## Work instructions
Show all lines from the data that include the word "content".

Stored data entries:
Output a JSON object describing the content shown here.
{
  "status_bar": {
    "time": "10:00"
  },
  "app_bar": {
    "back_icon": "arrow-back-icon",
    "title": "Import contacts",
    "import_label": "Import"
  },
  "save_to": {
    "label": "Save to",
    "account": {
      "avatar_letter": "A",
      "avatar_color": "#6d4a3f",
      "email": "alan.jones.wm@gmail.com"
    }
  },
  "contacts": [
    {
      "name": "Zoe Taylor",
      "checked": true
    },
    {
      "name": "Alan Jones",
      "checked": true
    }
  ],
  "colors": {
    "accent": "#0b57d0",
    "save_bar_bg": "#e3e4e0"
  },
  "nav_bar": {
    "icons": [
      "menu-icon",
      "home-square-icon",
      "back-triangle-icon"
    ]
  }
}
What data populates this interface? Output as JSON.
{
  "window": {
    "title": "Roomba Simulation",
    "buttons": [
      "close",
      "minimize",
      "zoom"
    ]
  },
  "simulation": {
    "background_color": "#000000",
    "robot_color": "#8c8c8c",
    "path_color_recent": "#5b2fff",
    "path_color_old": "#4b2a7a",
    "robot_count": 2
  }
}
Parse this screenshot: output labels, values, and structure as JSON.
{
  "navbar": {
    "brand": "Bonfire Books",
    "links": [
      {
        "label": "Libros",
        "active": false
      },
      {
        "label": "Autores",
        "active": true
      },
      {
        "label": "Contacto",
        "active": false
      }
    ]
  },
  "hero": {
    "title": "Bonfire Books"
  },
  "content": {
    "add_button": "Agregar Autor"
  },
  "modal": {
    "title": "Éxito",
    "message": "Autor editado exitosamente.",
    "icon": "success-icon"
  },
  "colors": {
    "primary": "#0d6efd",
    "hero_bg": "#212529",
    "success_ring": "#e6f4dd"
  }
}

## Result
Output a JSON object describing the content shown here.
  "content": {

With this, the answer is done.